From the listing below, pull out all lines with "Cost" in them.

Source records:
· · · ·
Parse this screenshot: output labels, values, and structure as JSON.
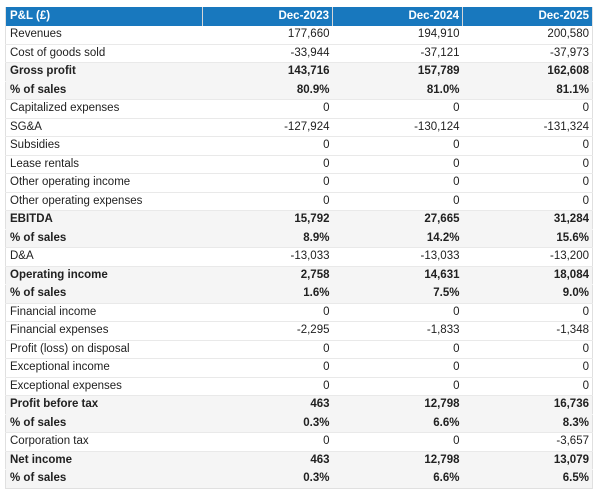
{
  "table": {
    "header": {
      "label": "P&L (£)",
      "columns": [
        "Dec-2023",
        "Dec-2024",
        "Dec-2025"
      ]
    },
    "rows": [
      {
        "label": "Revenues",
        "values": [
          "177,660",
          "194,910",
          "200,580"
        ],
        "emphasis": false
      },
      {
        "label": "Cost of goods sold",
        "values": [
          "-33,944",
          "-37,121",
          "-37,973"
        ],
        "emphasis": false
      },
      {
        "label": "Gross profit",
        "values": [
          "143,716",
          "157,789",
          "162,608"
        ],
        "emphasis": true
      },
      {
        "label": "% of sales",
        "values": [
          "80.9%",
          "81.0%",
          "81.1%"
        ],
        "emphasis": true
      },
      {
        "label": "Capitalized expenses",
        "values": [
          "0",
          "0",
          "0"
        ],
        "emphasis": false
      },
      {
        "label": "SG&A",
        "values": [
          "-127,924",
          "-130,124",
          "-131,324"
        ],
        "emphasis": false
      },
      {
        "label": "Subsidies",
        "values": [
          "0",
          "0",
          "0"
        ],
        "emphasis": false
      },
      {
        "label": "Lease rentals",
        "values": [
          "0",
          "0",
          "0"
        ],
        "emphasis": false
      },
      {
        "label": "Other operating income",
        "values": [
          "0",
          "0",
          "0"
        ],
        "emphasis": false
      },
      {
        "label": "Other operating expenses",
        "values": [
          "0",
          "0",
          "0"
        ],
        "emphasis": false
      },
      {
        "label": "EBITDA",
        "values": [
          "15,792",
          "27,665",
          "31,284"
        ],
        "emphasis": true
      },
      {
        "label": "% of sales",
        "values": [
          "8.9%",
          "14.2%",
          "15.6%"
        ],
        "emphasis": true
      },
      {
        "label": "D&A",
        "values": [
          "-13,033",
          "-13,033",
          "-13,200"
        ],
        "emphasis": false
      },
      {
        "label": "Operating income",
        "values": [
          "2,758",
          "14,631",
          "18,084"
        ],
        "emphasis": true
      },
      {
        "label": "% of sales",
        "values": [
          "1.6%",
          "7.5%",
          "9.0%"
        ],
        "emphasis": true
      },
      {
        "label": "Financial income",
        "values": [
          "0",
          "0",
          "0"
        ],
        "emphasis": false
      },
      {
        "label": "Financial expenses",
        "values": [
          "-2,295",
          "-1,833",
          "-1,348"
        ],
        "emphasis": false
      },
      {
        "label": "Profit (loss) on disposal",
        "values": [
          "0",
          "0",
          "0"
        ],
        "emphasis": false
      },
      {
        "label": "Exceptional income",
        "values": [
          "0",
          "0",
          "0"
        ],
        "emphasis": false
      },
      {
        "label": "Exceptional expenses",
        "values": [
          "0",
          "0",
          "0"
        ],
        "emphasis": false
      },
      {
        "label": "Profit before tax",
        "values": [
          "463",
          "12,798",
          "16,736"
        ],
        "emphasis": true
      },
      {
        "label": "% of sales",
        "values": [
          "0.3%",
          "6.6%",
          "8.3%"
        ],
        "emphasis": true
      },
      {
        "label": "Corporation tax",
        "values": [
          "0",
          "0",
          "-3,657"
        ],
        "emphasis": false
      },
      {
        "label": "Net income",
        "values": [
          "463",
          "12,798",
          "13,079"
        ],
        "emphasis": true
      },
      {
        "label": "% of sales",
        "values": [
          "0.3%",
          "6.6%",
          "6.5%"
        ],
        "emphasis": true
      }
    ]
  },
  "chart_data": {
    "type": "table",
    "title": "P&L (£)",
    "columns": [
      "Dec-2023",
      "Dec-2024",
      "Dec-2025"
    ],
    "series": [
      {
        "name": "Revenues",
        "values": [
          177660,
          194910,
          200580
        ]
      },
      {
        "name": "Cost of goods sold",
        "values": [
          -33944,
          -37121,
          -37973
        ]
      },
      {
        "name": "Gross profit",
        "values": [
          143716,
          157789,
          162608
        ]
      },
      {
        "name": "% of sales (gross profit)",
        "values": [
          80.9,
          81.0,
          81.1
        ],
        "unit": "%"
      },
      {
        "name": "Capitalized expenses",
        "values": [
          0,
          0,
          0
        ]
      },
      {
        "name": "SG&A",
        "values": [
          -127924,
          -130124,
          -131324
        ]
      },
      {
        "name": "Subsidies",
        "values": [
          0,
          0,
          0
        ]
      },
      {
        "name": "Lease rentals",
        "values": [
          0,
          0,
          0
        ]
      },
      {
        "name": "Other operating income",
        "values": [
          0,
          0,
          0
        ]
      },
      {
        "name": "Other operating expenses",
        "values": [
          0,
          0,
          0
        ]
      },
      {
        "name": "EBITDA",
        "values": [
          15792,
          27665,
          31284
        ]
      },
      {
        "name": "% of sales (EBITDA)",
        "values": [
          8.9,
          14.2,
          15.6
        ],
        "unit": "%"
      },
      {
        "name": "D&A",
        "values": [
          -13033,
          -13033,
          -13200
        ]
      },
      {
        "name": "Operating income",
        "values": [
          2758,
          14631,
          18084
        ]
      },
      {
        "name": "% of sales (operating income)",
        "values": [
          1.6,
          7.5,
          9.0
        ],
        "unit": "%"
      },
      {
        "name": "Financial income",
        "values": [
          0,
          0,
          0
        ]
      },
      {
        "name": "Financial expenses",
        "values": [
          -2295,
          -1833,
          -1348
        ]
      },
      {
        "name": "Profit (loss) on disposal",
        "values": [
          0,
          0,
          0
        ]
      },
      {
        "name": "Exceptional income",
        "values": [
          0,
          0,
          0
        ]
      },
      {
        "name": "Exceptional expenses",
        "values": [
          0,
          0,
          0
        ]
      },
      {
        "name": "Profit before tax",
        "values": [
          463,
          12798,
          16736
        ]
      },
      {
        "name": "% of sales (profit before tax)",
        "values": [
          0.3,
          6.6,
          8.3
        ],
        "unit": "%"
      },
      {
        "name": "Corporation tax",
        "values": [
          0,
          0,
          -3657
        ]
      },
      {
        "name": "Net income",
        "values": [
          463,
          12798,
          13079
        ]
      },
      {
        "name": "% of sales (net income)",
        "values": [
          0.3,
          6.6,
          6.5
        ],
        "unit": "%"
      }
    ]
  },
  "colors": {
    "header_bg": "#1878be",
    "header_text": "#ffffff",
    "band_row_bg": "#f5f5f5",
    "row_border": "#e9e9e9",
    "outer_border": "#e0e0e0",
    "text": "#212121"
  }
}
· · · ·
The reply:
        "label": "Cost of goods sold",
        "name": "Cost of goods sold",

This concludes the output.